## Aim
Of the lines in these entries, how many contain the string "people"? Give the number and nothing else.

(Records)
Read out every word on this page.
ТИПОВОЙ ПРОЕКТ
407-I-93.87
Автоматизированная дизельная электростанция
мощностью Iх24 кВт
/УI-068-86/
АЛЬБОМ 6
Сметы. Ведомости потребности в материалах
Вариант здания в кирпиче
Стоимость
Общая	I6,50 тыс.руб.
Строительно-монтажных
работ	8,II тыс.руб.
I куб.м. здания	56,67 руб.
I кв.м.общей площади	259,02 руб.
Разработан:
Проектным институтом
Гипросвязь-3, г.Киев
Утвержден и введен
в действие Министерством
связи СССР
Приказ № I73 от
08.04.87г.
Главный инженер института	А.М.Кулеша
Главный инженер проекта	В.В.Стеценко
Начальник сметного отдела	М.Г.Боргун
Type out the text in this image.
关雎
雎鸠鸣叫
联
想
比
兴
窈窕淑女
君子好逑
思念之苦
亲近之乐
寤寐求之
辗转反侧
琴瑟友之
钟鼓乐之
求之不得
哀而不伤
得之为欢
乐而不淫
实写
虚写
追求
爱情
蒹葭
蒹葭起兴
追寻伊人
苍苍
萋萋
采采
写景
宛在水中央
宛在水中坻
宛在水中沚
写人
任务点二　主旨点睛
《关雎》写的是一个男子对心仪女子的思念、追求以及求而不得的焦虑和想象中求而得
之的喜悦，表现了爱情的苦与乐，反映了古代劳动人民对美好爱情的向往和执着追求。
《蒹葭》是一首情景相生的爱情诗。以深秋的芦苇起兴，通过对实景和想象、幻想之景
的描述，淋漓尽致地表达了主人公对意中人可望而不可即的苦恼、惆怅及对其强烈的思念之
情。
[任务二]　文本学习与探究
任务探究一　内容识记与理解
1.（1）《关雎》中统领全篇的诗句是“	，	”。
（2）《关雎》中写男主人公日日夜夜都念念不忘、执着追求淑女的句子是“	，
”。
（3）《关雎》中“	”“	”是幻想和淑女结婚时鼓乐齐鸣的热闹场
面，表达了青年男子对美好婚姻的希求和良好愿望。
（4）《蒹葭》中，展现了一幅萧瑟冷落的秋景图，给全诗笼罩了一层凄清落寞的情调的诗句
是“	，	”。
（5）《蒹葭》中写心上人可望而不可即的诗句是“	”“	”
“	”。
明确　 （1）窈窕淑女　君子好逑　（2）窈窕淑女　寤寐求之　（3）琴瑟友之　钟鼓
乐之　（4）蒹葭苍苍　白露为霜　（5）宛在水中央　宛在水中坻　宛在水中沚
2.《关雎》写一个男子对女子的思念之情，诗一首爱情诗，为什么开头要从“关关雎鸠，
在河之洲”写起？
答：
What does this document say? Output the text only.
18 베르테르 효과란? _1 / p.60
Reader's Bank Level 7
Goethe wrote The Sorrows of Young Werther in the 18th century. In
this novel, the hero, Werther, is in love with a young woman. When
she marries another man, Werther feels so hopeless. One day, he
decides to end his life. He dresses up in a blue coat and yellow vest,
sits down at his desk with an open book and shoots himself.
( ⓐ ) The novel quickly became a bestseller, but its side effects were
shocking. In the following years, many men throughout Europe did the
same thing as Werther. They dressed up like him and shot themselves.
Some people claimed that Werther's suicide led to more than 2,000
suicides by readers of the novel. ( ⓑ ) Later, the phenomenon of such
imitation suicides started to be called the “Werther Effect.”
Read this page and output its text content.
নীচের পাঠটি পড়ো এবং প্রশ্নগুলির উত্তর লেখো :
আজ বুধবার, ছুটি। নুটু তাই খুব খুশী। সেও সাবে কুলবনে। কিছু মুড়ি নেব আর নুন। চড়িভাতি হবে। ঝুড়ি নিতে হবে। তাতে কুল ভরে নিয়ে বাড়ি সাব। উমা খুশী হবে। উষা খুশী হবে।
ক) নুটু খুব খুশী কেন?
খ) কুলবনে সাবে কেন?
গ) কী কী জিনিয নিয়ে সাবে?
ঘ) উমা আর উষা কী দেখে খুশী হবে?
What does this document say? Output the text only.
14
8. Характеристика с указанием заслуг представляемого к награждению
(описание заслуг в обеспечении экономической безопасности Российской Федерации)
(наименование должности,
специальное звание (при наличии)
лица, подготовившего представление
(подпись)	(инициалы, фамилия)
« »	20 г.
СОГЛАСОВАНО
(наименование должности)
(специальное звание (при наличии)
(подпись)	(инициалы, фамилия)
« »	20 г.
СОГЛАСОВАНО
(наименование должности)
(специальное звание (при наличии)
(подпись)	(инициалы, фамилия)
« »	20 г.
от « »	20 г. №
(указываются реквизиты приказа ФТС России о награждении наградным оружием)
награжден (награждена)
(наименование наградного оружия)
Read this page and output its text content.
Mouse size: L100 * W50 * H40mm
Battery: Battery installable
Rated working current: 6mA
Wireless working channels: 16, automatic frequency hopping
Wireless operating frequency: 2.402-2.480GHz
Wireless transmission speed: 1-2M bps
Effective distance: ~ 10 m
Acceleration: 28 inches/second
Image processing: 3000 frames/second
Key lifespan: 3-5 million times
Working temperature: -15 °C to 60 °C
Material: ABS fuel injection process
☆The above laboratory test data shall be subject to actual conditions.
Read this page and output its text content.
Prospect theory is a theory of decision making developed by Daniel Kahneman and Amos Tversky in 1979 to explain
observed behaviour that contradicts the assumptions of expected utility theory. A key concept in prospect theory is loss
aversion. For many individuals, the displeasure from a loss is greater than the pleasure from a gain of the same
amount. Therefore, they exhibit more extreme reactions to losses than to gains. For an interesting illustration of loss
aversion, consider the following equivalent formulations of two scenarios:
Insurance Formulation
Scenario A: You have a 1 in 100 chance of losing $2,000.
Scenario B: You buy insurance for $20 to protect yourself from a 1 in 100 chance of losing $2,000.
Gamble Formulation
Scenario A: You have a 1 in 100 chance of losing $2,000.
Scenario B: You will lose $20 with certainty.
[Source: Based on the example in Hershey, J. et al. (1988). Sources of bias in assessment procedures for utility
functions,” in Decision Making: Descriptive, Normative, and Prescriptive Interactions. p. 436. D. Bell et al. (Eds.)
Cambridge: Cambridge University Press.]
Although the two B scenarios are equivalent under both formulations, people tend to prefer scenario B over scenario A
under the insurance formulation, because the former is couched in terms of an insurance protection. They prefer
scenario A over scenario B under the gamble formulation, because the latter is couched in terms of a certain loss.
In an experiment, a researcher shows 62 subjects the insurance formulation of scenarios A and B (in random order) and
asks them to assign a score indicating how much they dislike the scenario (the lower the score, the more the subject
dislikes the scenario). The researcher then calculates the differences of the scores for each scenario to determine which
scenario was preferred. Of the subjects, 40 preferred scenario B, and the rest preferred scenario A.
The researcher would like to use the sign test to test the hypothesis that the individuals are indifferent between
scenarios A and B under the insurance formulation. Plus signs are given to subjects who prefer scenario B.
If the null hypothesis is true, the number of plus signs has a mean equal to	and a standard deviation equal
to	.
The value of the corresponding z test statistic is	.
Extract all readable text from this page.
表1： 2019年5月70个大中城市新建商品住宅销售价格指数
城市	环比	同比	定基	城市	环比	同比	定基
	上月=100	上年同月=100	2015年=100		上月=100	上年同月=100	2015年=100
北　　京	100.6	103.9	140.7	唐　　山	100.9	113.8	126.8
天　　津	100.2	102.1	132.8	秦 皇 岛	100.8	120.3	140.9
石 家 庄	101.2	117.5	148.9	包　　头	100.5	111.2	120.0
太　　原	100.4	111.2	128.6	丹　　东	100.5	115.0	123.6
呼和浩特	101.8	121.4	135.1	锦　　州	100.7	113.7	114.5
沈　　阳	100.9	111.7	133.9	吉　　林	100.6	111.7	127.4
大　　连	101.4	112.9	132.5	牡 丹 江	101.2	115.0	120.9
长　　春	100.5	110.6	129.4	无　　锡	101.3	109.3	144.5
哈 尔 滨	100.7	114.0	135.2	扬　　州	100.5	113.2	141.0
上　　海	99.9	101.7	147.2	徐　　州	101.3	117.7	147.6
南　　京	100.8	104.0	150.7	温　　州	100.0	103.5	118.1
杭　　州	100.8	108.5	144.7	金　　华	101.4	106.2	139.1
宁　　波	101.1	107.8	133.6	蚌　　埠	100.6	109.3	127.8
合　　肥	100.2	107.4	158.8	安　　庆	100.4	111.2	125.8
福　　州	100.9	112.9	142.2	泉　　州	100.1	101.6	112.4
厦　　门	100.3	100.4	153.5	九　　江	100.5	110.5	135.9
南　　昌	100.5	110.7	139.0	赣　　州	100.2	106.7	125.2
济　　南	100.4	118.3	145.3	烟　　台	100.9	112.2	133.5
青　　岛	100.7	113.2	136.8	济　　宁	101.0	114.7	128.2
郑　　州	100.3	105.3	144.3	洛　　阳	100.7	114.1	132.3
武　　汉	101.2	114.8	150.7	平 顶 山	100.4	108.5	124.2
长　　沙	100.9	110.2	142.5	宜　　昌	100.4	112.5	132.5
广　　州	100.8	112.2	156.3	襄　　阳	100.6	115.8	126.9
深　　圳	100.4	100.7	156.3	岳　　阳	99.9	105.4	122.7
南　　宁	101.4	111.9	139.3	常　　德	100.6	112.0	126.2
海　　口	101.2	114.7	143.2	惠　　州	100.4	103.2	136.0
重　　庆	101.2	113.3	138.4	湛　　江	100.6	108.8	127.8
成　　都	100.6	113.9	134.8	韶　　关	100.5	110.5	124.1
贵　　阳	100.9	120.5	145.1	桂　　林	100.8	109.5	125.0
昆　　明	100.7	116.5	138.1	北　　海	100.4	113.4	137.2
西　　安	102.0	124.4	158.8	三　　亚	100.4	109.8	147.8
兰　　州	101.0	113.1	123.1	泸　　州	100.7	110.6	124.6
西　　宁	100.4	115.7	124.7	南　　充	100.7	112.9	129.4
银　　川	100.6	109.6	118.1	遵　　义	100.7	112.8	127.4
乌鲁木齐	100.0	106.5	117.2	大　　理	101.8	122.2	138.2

## Answer to the task
2